Lines that contain the string "Offset" are to be copied; leave out all others.

-- start of DATA PROVIDED --

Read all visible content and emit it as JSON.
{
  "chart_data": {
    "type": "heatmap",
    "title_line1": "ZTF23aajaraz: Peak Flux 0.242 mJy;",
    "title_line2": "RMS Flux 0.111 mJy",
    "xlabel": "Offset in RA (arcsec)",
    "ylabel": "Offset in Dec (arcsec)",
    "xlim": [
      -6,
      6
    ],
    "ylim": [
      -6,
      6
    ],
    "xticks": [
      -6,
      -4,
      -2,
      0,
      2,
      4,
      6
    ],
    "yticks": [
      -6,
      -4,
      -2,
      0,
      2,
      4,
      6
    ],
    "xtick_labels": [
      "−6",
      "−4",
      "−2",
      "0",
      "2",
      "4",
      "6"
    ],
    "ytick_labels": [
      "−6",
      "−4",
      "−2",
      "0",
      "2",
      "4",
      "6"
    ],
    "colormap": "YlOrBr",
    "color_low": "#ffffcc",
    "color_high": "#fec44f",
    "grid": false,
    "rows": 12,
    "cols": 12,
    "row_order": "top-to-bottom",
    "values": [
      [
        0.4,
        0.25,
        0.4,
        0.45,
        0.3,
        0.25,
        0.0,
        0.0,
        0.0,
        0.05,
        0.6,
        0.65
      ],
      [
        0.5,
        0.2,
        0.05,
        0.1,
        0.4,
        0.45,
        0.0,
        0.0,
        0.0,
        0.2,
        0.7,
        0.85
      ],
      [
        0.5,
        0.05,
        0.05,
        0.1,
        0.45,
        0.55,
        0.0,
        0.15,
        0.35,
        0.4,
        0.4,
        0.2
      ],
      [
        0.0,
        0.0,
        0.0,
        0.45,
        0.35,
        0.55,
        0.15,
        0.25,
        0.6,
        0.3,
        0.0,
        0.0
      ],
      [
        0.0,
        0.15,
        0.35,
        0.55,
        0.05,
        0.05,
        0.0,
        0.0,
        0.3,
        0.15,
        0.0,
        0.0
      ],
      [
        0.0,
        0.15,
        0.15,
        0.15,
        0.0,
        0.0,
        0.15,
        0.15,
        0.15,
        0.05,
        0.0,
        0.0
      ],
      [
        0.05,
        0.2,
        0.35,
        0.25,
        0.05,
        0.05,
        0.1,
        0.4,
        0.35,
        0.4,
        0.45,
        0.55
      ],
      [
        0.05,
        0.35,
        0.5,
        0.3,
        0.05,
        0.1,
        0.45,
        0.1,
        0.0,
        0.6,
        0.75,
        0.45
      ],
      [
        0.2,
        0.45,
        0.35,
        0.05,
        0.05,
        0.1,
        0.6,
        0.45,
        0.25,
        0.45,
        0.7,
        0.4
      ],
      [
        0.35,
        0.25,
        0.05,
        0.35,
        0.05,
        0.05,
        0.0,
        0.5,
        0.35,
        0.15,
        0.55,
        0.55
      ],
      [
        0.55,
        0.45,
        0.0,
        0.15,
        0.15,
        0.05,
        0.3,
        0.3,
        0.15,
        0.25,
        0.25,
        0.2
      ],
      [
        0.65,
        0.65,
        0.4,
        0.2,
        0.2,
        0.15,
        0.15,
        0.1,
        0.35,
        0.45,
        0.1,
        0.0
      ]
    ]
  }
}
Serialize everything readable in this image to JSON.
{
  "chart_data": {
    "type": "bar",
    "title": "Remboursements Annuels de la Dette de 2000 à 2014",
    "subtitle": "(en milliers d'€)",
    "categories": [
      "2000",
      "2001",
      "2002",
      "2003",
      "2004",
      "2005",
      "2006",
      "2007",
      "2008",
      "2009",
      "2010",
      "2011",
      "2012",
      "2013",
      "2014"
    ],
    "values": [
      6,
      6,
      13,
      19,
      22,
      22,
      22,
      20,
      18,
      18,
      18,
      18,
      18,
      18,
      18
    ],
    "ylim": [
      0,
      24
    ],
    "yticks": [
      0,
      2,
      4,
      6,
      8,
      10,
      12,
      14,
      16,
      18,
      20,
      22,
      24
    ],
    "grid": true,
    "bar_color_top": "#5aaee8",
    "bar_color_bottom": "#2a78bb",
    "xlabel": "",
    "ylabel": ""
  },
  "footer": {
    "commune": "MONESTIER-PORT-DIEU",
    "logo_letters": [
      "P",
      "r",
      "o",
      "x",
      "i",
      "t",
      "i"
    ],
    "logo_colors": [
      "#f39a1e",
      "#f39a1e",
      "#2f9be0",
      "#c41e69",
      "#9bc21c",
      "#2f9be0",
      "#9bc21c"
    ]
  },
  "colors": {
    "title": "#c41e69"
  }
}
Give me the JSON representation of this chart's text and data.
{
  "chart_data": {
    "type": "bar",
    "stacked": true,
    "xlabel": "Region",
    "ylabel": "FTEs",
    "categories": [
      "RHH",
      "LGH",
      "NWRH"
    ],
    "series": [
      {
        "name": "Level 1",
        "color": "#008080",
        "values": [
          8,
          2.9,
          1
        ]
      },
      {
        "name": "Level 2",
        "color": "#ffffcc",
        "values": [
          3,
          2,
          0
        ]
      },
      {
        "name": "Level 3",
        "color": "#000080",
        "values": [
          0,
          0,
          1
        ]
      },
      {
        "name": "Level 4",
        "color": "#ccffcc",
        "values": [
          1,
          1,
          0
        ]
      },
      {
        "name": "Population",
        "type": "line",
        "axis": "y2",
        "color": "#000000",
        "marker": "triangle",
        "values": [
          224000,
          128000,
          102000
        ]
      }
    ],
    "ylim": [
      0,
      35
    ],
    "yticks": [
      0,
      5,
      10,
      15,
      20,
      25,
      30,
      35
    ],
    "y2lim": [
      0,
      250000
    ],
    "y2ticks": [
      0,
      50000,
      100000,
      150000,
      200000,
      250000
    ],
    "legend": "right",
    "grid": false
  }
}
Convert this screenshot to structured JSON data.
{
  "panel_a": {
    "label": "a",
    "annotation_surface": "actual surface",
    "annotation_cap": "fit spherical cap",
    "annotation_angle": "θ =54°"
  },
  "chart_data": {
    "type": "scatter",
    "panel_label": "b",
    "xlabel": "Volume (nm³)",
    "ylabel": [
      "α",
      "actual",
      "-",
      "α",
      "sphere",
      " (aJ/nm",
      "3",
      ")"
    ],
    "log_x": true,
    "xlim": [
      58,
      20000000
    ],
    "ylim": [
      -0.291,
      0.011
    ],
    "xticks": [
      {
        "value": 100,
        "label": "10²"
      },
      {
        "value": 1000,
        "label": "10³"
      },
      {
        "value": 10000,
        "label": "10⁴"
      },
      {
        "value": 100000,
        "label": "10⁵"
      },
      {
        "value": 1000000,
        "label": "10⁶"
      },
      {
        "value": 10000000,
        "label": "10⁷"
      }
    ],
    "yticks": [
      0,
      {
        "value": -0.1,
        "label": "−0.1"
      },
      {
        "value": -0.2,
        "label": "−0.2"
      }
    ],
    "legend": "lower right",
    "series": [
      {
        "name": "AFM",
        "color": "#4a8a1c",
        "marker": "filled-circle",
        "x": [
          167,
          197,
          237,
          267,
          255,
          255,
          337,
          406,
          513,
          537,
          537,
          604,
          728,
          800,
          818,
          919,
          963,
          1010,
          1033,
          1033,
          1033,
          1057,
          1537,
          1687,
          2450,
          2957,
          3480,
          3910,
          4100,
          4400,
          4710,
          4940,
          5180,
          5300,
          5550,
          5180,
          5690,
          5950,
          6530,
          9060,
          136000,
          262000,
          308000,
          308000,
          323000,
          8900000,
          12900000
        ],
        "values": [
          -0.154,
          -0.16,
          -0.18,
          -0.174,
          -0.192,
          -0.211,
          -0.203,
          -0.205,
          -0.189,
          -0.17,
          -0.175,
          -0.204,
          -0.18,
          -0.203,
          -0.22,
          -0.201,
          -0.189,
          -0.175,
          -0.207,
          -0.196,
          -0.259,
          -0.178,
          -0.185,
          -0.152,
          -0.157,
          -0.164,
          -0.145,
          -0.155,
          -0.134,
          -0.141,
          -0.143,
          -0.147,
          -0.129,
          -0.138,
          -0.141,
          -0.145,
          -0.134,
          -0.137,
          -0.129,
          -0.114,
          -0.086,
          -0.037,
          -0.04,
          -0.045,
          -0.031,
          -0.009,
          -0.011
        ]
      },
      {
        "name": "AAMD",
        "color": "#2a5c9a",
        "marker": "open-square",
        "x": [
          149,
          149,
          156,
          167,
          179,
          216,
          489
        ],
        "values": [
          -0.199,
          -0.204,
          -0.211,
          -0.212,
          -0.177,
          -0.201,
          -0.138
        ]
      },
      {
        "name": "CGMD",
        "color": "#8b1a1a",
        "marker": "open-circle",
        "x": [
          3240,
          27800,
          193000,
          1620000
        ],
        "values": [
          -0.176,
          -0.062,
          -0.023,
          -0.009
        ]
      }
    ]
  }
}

-- end of DATA PROVIDED --

--- IN RESPONSE ---
    "xlabel": "Offset in RA (arcsec)",
    "ylabel": "Offset in Dec (arcsec)",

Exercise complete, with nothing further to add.